Exercise brief:
The listing below is to be output in its exact form.

[Dataset items]

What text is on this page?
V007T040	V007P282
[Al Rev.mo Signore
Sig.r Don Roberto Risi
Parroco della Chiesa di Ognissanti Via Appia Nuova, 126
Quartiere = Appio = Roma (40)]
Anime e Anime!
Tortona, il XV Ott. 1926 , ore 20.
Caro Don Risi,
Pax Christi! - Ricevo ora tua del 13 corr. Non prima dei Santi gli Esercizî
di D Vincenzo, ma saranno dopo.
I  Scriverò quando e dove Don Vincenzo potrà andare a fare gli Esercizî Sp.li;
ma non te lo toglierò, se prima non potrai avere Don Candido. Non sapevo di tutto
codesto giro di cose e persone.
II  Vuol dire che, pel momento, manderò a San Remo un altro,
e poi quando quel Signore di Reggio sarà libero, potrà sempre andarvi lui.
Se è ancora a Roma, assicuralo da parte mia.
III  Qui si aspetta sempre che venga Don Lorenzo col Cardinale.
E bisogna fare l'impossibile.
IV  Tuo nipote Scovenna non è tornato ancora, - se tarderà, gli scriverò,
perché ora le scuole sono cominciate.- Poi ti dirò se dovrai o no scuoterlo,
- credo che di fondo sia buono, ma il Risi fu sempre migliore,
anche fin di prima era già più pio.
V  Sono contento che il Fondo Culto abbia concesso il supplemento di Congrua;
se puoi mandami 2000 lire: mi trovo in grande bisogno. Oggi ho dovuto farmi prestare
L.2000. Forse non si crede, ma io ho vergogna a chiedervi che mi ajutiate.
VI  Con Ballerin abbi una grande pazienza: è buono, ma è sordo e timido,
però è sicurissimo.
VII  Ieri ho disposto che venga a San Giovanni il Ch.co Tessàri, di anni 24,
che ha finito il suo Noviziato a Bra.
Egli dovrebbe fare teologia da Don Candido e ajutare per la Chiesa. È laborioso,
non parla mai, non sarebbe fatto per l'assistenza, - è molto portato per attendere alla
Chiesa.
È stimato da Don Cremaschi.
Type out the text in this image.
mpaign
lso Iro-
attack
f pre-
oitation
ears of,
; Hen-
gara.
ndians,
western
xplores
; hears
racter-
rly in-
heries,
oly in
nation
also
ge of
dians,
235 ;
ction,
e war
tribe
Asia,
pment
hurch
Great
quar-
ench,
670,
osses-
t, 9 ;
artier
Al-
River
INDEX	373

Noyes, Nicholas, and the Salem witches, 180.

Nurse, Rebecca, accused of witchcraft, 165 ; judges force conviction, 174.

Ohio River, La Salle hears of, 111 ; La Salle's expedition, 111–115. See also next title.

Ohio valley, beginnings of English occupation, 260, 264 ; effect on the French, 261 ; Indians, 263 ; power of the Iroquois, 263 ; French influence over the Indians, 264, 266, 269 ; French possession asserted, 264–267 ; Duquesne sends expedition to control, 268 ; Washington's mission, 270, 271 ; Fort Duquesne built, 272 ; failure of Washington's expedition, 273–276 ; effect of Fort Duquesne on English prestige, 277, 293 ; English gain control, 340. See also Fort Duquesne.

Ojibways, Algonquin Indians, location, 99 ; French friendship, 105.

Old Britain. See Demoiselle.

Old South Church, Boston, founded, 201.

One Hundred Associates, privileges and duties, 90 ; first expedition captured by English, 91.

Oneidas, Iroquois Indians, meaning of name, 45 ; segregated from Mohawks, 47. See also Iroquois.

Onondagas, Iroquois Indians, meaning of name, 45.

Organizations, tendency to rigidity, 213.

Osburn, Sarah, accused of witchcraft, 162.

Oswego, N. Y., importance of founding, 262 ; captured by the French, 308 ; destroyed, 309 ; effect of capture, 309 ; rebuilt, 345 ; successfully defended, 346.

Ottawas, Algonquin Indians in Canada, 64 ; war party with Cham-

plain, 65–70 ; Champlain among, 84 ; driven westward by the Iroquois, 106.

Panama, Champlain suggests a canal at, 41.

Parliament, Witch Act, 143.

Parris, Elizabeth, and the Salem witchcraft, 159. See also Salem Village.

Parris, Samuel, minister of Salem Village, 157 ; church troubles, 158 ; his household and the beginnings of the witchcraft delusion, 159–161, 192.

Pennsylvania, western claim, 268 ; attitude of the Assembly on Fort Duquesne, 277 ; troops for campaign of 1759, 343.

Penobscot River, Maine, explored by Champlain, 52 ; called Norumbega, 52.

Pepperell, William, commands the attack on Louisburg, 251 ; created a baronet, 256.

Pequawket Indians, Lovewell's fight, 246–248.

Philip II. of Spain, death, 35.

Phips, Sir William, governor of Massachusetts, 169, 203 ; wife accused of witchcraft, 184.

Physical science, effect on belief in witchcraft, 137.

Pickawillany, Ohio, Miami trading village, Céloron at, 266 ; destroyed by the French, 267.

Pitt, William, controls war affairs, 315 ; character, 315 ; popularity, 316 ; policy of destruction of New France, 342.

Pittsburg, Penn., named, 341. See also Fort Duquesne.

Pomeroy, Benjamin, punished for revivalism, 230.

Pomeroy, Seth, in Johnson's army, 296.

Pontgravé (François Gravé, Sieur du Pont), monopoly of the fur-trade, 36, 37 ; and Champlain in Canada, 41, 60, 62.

Exercise output:
What text is on this page?
V007T040	V007P282
[Al Rev.mo Signore
Sig.r Don Roberto Risi
Parroco della Chiesa di Ognissanti Via Appia Nuova, 126
Quartiere = Appio = Roma (40)]
Anime e Anime!
Tortona, il XV Ott. 1926 , ore 20.
Caro Don Risi,
Pax Christi! - Ricevo ora tua del 13 corr. Non prima dei Santi gli Esercizî
di D Vincenzo, ma saranno dopo.
I  Scriverò quando e dove Don Vincenzo potrà andare a fare gli Esercizî Sp.li;
ma non te lo toglierò, se prima non potrai avere Don Candido. Non sapevo di tutto
codesto giro di cose e persone.
II  Vuol dire che, pel momento, manderò a San Remo un altro,
e poi quando quel Signore di Reggio sarà libero, potrà sempre andarvi lui.
Se è ancora a Roma, assicuralo da parte mia.
III  Qui si aspetta sempre che venga Don Lorenzo col Cardinale.
E bisogna fare l'impossibile.
IV  Tuo nipote Scovenna non è tornato ancora, - se tarderà, gli scriverò,
perché ora le scuole sono cominciate.- Poi ti dirò se dovrai o no scuoterlo,
- credo che di fondo sia buono, ma il Risi fu sempre migliore,
anche fin di prima era già più pio.
V  Sono contento che il Fondo Culto abbia concesso il supplemento di Congrua;
se puoi mandami 2000 lire: mi trovo in grande bisogno. Oggi ho dovuto farmi prestare
L.2000. Forse non si crede, ma io ho vergogna a chiedervi che mi ajutiate.
VI  Con Ballerin abbi una grande pazienza: è buono, ma è sordo e timido,
però è sicurissimo.
VII  Ieri ho disposto che venga a San Giovanni il Ch.co Tessàri, di anni 24,
che ha finito il suo Noviziato a Bra.
Egli dovrebbe fare teologia da Don Candido e ajutare per la Chiesa. È laborioso,
non parla mai, non sarebbe fatto per l'assistenza, - è molto portato per attendere alla
Chiesa.
È stimato da Don Cremaschi.
Type out the text in this image.
mpaign
lso Iro-
attack
f pre-
oitation
ears of,
; Hen-
gara.
ndians,
western
xplores
; hears
racter-
rly in-
heries,
oly in
nation
also
ge of
dians,
235 ;
ction,
e war
tribe
Asia,
pment
hurch
Great
quar-
ench,
670,
osses-
t, 9 ;
artier
Al-
River
INDEX	373

Noyes, Nicholas, and the Salem witches, 180.

Nurse, Rebecca, accused of witchcraft, 165 ; judges force conviction, 174.

Ohio River, La Salle hears of, 111 ; La Salle's expedition, 111–115. See also next title.

Ohio valley, beginnings of English occupation, 260, 264 ; effect on the French, 261 ; Indians, 263 ; power of the Iroquois, 263 ; French influence over the Indians, 264, 266, 269 ; French possession asserted, 264–267 ; Duquesne sends expedition to control, 268 ; Washington's mission, 270, 271 ; Fort Duquesne built, 272 ; failure of Washington's expedition, 273–276 ; effect of Fort Duquesne on English prestige, 277, 293 ; English gain control, 340. See also Fort Duquesne.

Ojibways, Algonquin Indians, location, 99 ; French friendship, 105.

Old Britain. See Demoiselle.

Old South Church, Boston, founded, 201.

One Hundred Associates, privileges and duties, 90 ; first expedition captured by English, 91.

Oneidas, Iroquois Indians, meaning of name, 45 ; segregated from Mohawks, 47. See also Iroquois.

Onondagas, Iroquois Indians, meaning of name, 45.

Organizations, tendency to rigidity, 213.

Osburn, Sarah, accused of witchcraft, 162.

Oswego, N. Y., importance of founding, 262 ; captured by the French, 308 ; destroyed, 309 ; effect of capture, 309 ; rebuilt, 345 ; successfully defended, 346.

Ottawas, Algonquin Indians in Canada, 64 ; war party with Cham-

plain, 65–70 ; Champlain among, 84 ; driven westward by the Iroquois, 106.

Panama, Champlain suggests a canal at, 41.

Parliament, Witch Act, 143.

Parris, Elizabeth, and the Salem witchcraft, 159. See also Salem Village.

Parris, Samuel, minister of Salem Village, 157 ; church troubles, 158 ; his household and the beginnings of the witchcraft delusion, 159–161, 192.

Pennsylvania, western claim, 268 ; attitude of the Assembly on Fort Duquesne, 277 ; troops for campaign of 1759, 343.

Penobscot River, Maine, explored by Champlain, 52 ; called Norumbega, 52.

Pepperell, William, commands the attack on Louisburg, 251 ; created a baronet, 256.

Pequawket Indians, Lovewell's fight, 246–248.

Philip II. of Spain, death, 35.

Phips, Sir William, governor of Massachusetts, 169, 203 ; wife accused of witchcraft, 184.

Physical science, effect on belief in witchcraft, 137.

Pickawillany, Ohio, Miami trading village, Céloron at, 266 ; destroyed by the French, 267.

Pitt, William, controls war affairs, 315 ; character, 315 ; popularity, 316 ; policy of destruction of New France, 342.

Pittsburg, Penn., named, 341. See also Fort Duquesne.

Pomeroy, Benjamin, punished for revivalism, 230.

Pomeroy, Seth, in Johnson's army, 296.

Pontgravé (François Gravé, Sieur du Pont), monopoly of the fur-trade, 36, 37 ; and Champlain in Canada, 41, 60, 62.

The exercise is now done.